▶ **掲載本文**:
┄┄┄┄┄┄┄┄┄┄┄┄┄┄┄┄┄┄┄┄

ビール醸造士に転職から2年半(2020年時)が経って日々思うことについて綴ります。
この職業に興味を持つ若い人へのヒントになればと思っています。

※有料記事も書いてます。全額寄付しますので、興味ありましたら読んでください。自分のアウトプット力と世の中に少しでも役立つようにゆるく頑張ってます。

家業が酒造や酒屋関係でもない限り、20歳を前にこの世界を目指す人はほとんど居ないはずの少し特殊な職業です。
実際に、この業界は別の仕事をしていた人が非常に多い印象です。

IT関係、建設、不動産、バンドマン、DJなんかも。
ちなみの僕はホームセンターの社員でした。

新卒として前職に就いたときには、既にブルワーになりたかったので、ブルワーに必要なスキルを獲得することを意識して仕事をしていました。意外かもしれませんがホームセンターで得られる知識と経験はブルワーの仕事でめちゃくちゃ役に立っています。

農業、建築、資材、DIY、経営、心理、挙げればキリがないです。

ブルワーに転職して初日の仕事は、麦芽粉砕室の床と壁の5mmほどの隙間をシリコンシーラント(穴埋めパテみたいなもの)で埋めて、侵入してくる結露の水を防ぐことでした。職場の靴置き場、収納ラック、安全対策なども少ない予算でDIYしました。どんな仕事も必ず活きる場面はあると思います。

さて、本題に戻ります。
この仕事を目指している人の目に触れることを願って夢と現実を綴ります。

目次
・仕事内容
・収入
・適正とスキル


・仕事内容
ズバリ「掃除」

多くの醸造所の求人に書いている通り、本当に整理・整頓・清掃・清潔が大事です。
ホームセンターの新入社員研修でもこの4S(整理・整頓・清掃・清潔:以下4Sに省略)に「しつけ」を加えて、5Sなどと教わった記憶があります。実際にめちゃくちゃ大事です。必要な備品がすぐに誰でもどこにあるか整頓されていない職場は作業効率が落ちます。想像できますよね。

「こんなの意識でしょ?」と思われるかもしれませんが、その考え方は部活の根性論とたいして違いはないと思っています。何度も同じ失敗をする人は毎回「すみませんでした。」「気をつけます。」と言いがちです。上司の「次は気をつけろよ。」も何度も同じ失敗をするやつには、ほとんど効果がありませんし、その上司も「無能」と思われても仕方がありません。

┄┄┄┄┄┄┄┄┄┄┄┄┄┄┄┄┄┄┄┄

▶ **提供資料**:
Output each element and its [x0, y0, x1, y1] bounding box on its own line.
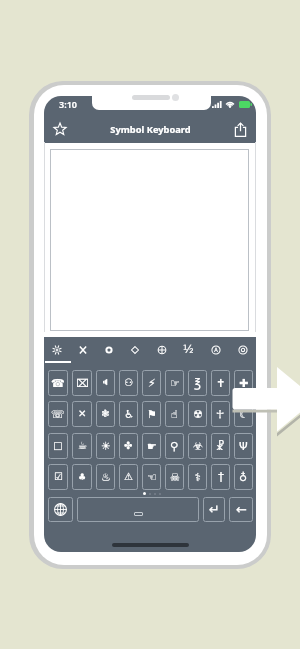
button[interactable]: Return — [203, 497, 225, 522]
staticText: ← — [236, 502, 247, 517]
button[interactable]: target — [229, 337, 256, 362]
button[interactable]: Favorite — [47, 116, 73, 142]
button[interactable]: ⚠ — [119, 464, 138, 490]
button[interactable]: sun — [44, 337, 70, 362]
button[interactable]: † — [211, 464, 230, 490]
staticText: † — [218, 470, 224, 484]
button[interactable]: ☞ — [165, 370, 184, 396]
staticText: ☜ — [147, 471, 157, 484]
staticText: ½ — [183, 343, 194, 356]
button[interactable]: ♿ — [119, 401, 138, 427]
button[interactable]: ✚ — [234, 370, 253, 396]
button[interactable]: ☑ — [48, 464, 68, 490]
button[interactable]: ☠ — [165, 464, 184, 490]
button[interactable]: x — [70, 337, 96, 362]
button[interactable]: 🔈 — [96, 370, 115, 396]
staticText: ♿ — [124, 408, 134, 421]
button[interactable]: a — [202, 337, 229, 362]
staticText: ☧ — [216, 440, 225, 453]
button[interactable]: half — [175, 337, 202, 362]
staticText: □ — [53, 440, 63, 452]
staticText: ✚ — [239, 377, 249, 390]
button[interactable]: ✝ — [211, 370, 230, 396]
button[interactable]: ✕ — [72, 401, 92, 427]
staticText: Symbol Keyboard — [110, 123, 191, 136]
button[interactable]: ❃ — [96, 401, 115, 427]
staticText: ☕ — [78, 440, 87, 452]
staticText: ⚲ — [170, 440, 179, 453]
button[interactable]: Backspace — [229, 497, 253, 522]
staticText: ♁ — [239, 471, 248, 484]
staticText: ☀ — [101, 440, 111, 453]
staticText: ♨ — [101, 471, 111, 484]
button[interactable]: plus — [148, 337, 175, 362]
staticText: ⌧ — [76, 377, 89, 390]
staticText: ☠ — [170, 471, 180, 484]
staticText: ✝ — [216, 377, 226, 390]
button[interactable]: ☕ — [72, 433, 92, 459]
button[interactable]: ☢ — [188, 401, 207, 427]
button[interactable] — [50, 149, 249, 331]
staticText: 3:10 — [59, 98, 77, 110]
button[interactable]: Language — [48, 497, 73, 522]
button[interactable]: ℥ — [188, 370, 207, 396]
button[interactable]: ⚑ — [142, 401, 161, 427]
staticText: ☾ — [239, 408, 249, 421]
button[interactable]: ☥ — [211, 401, 230, 427]
button[interactable]: ☝ — [165, 401, 184, 427]
button[interactable]: ☎ — [48, 370, 68, 396]
button[interactable]: ⚡ — [142, 370, 161, 396]
staticText: ↵ — [209, 502, 220, 517]
button[interactable]: dot — [96, 337, 122, 362]
button[interactable]: ☏ — [48, 401, 68, 427]
staticText: ☑ — [54, 471, 63, 483]
staticText: ⚡ — [148, 377, 156, 390]
staticText: ☝ — [171, 408, 178, 421]
staticText: ✤ — [124, 440, 133, 452]
staticText: ☞ — [170, 377, 180, 390]
staticText: 🔈 — [101, 376, 110, 390]
staticText: ☏ — [51, 408, 65, 421]
staticText: ❃ — [101, 408, 110, 420]
button[interactable]: ⚲ — [165, 433, 184, 459]
button[interactable]: ⚇ — [119, 370, 138, 396]
button[interactable]: Symbol Keyboard — [90, 115, 210, 143]
button[interactable]: ☣ — [188, 433, 207, 459]
button[interactable]: ♨ — [96, 464, 115, 490]
button[interactable]: ⌧ — [72, 370, 92, 396]
button[interactable]: ☛ — [142, 433, 161, 459]
staticText: ✕ — [78, 408, 87, 420]
button[interactable]: diamond — [122, 337, 148, 362]
button[interactable]: ☾ — [234, 401, 253, 427]
button[interactable]: ☀ — [96, 433, 115, 459]
button[interactable]: ⚕ — [188, 464, 207, 490]
button[interactable]: Share — [227, 116, 253, 142]
button[interactable]: ☧ — [211, 433, 230, 459]
button[interactable]: ♁ — [234, 464, 253, 490]
button[interactable]: Ψ — [234, 433, 253, 459]
staticText: ☢ — [193, 408, 203, 421]
staticText: ⚠ — [124, 471, 133, 483]
button[interactable]: □ — [48, 433, 68, 459]
staticText: Ψ — [239, 440, 248, 453]
staticText: ☥ — [216, 408, 225, 421]
staticText: ☎ — [51, 377, 65, 390]
staticText: ℥ — [194, 376, 201, 390]
button[interactable]: ♣ — [72, 464, 92, 490]
staticText: ⚇ — [124, 377, 133, 389]
staticText: ☛ — [147, 440, 157, 453]
button[interactable]: ✤ — [119, 433, 138, 459]
staticText: ⚑ — [147, 408, 157, 421]
staticText: ♣ — [78, 472, 87, 482]
button[interactable]: ☜ — [142, 464, 161, 490]
staticText: ⚕ — [195, 471, 201, 484]
staticText: ☣ — [193, 440, 203, 453]
button[interactable]: Space — [77, 497, 199, 522]
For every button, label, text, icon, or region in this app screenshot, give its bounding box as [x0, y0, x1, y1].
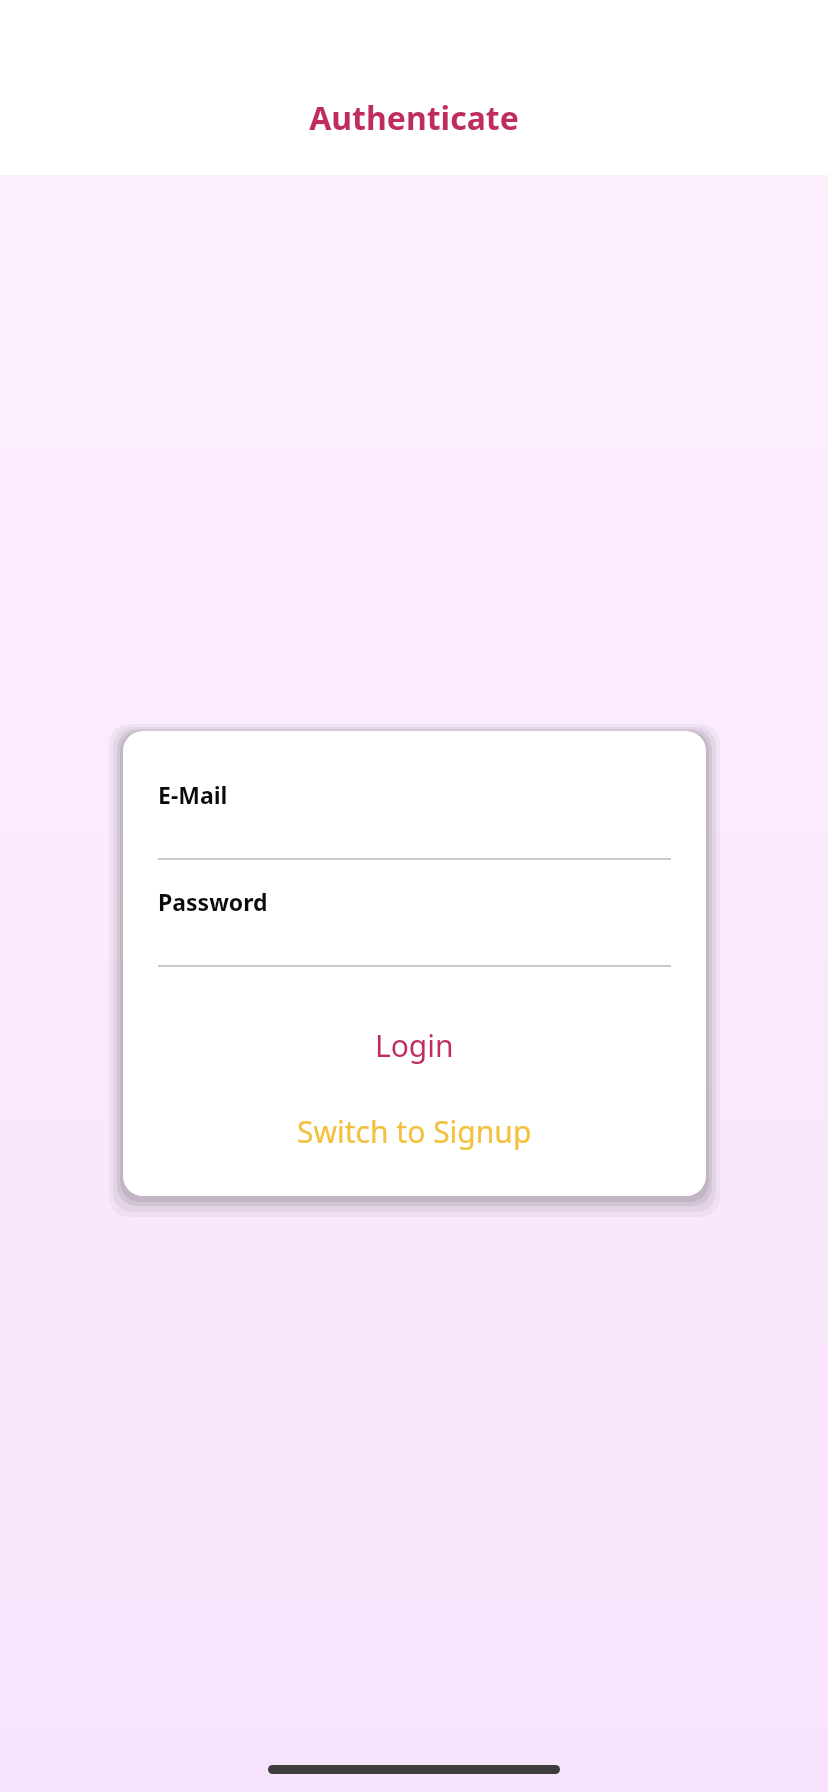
button[interactable]: Password	[158, 886, 671, 993]
staticText: E-Mail	[158, 779, 228, 810]
staticText: Login	[375, 1025, 454, 1066]
staticText: Password	[158, 886, 268, 917]
button[interactable]: Switch to Signup	[158, 1101, 671, 1162]
staticText: Switch to Signup	[297, 1111, 532, 1152]
button[interactable]: E-Mail	[158, 779, 671, 886]
staticText: Authenticate	[0, 96, 828, 140]
button[interactable]: Login	[158, 1015, 671, 1076]
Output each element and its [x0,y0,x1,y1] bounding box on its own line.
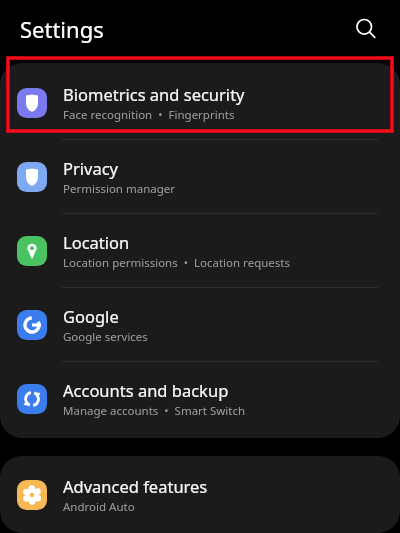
staticText: Biometrics and security [63,83,245,105]
staticText: Permission manager [63,181,176,197]
staticText: Location [63,231,130,253]
button[interactable]: Biometrics and security [0,66,400,139]
button[interactable]: Location [0,214,400,287]
staticText: Accounts and backup [63,379,229,401]
button[interactable]: Privacy [0,140,400,213]
staticText: Android Auto [63,499,135,515]
staticText: Google services [63,329,148,345]
button[interactable]: Accounts and backup [0,362,400,435]
button[interactable]: Advanced features [0,459,400,530]
staticText: Settings [20,14,104,44]
button[interactable]: Search [346,9,386,49]
button[interactable]: Google [0,288,400,361]
staticText: Face recognition • Fingerprints [63,107,235,123]
staticText: Google [63,305,119,327]
staticText: Privacy [63,157,119,179]
staticText: Manage accounts • Smart Switch [63,403,246,419]
staticText: Advanced features [63,475,208,497]
staticText: Location permissions • Location requests [63,255,290,271]
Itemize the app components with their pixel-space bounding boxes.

┄┄┄┄┄┄┄┄┄┄┄┄┄┄┄┄┄┄┄┄

▶ **課題一覧**:
(a) ビール醸造士の文章を読み、次の問いに答えてください。
(i) 筆者が前職で就いていた仕事は何ですか。
(ii) 転職初日、筆者は何の隙間を何で埋めましたか。
(iii) 5Sは4Sに何を加えたものですか。
(b) ビール醸造士の文章の続きを、最後の文の後から書いてください。
項目はここでは使いません。

▶ **課題の解答**:
(a)
(i) ホームセンターの社員
(ii) 麦芽粉砕室の床と壁の5mmほどの隙間を、シリコンシーラントで埋めた。
(iii) 「しつけ」

(b)
結論から申し上げますと、4Sは「仕組み」です。

4Sどころか、この世のほとんどの問題は「仕組み」にあります。
仕組み=法律、プログラム、オペレーション、ルール、決め事、など色々な呼び方がありますが、総称して全部「仕組み」です。

この「仕組み」をほとんど完璧に構築したうえでも、100%上手くいくなんてことはその仕組みを人間が考え、人間が従う以上、ありえないことです。人間はどんなに気をつけていようが失敗します。しかしながら、仕組みをちゃんと整備すれば、守れる人、守れない人の評価を行うことができます。まともな「仕組み」が構築されていない状態では「評価」なんかできやしません。ただの「無法地帯」です。なんでもあり。何が悪いのか分からない。価値観はみんな違う。ある意味(はき違えた)自由。やりたい放題。


当たり前のこと言っているのですが、これが意外に多くの組織でできていないのです。

さあ、ブルワリーの話に軌道修正しますが、醸造士・ブルワーの業務の9割以上が4Sにかかわることです。
基本的に「意識」という言葉は好きではありませんがが、基本意識や当事者意識のようなものは大事です。

いつだって「仕組み」を疑ってかからなければなりません。

とても便利な考え方があります。いつも何から始めたらよいのか分からない方は、いつでも呪文のように頭で唱えて、覚えておいた方が良いでしょう。
「PDCAサイクル」とか言われたりしますが、もっと簡単なのが「観察→分析→判断」です。
どんなものかと言うとこの通りです。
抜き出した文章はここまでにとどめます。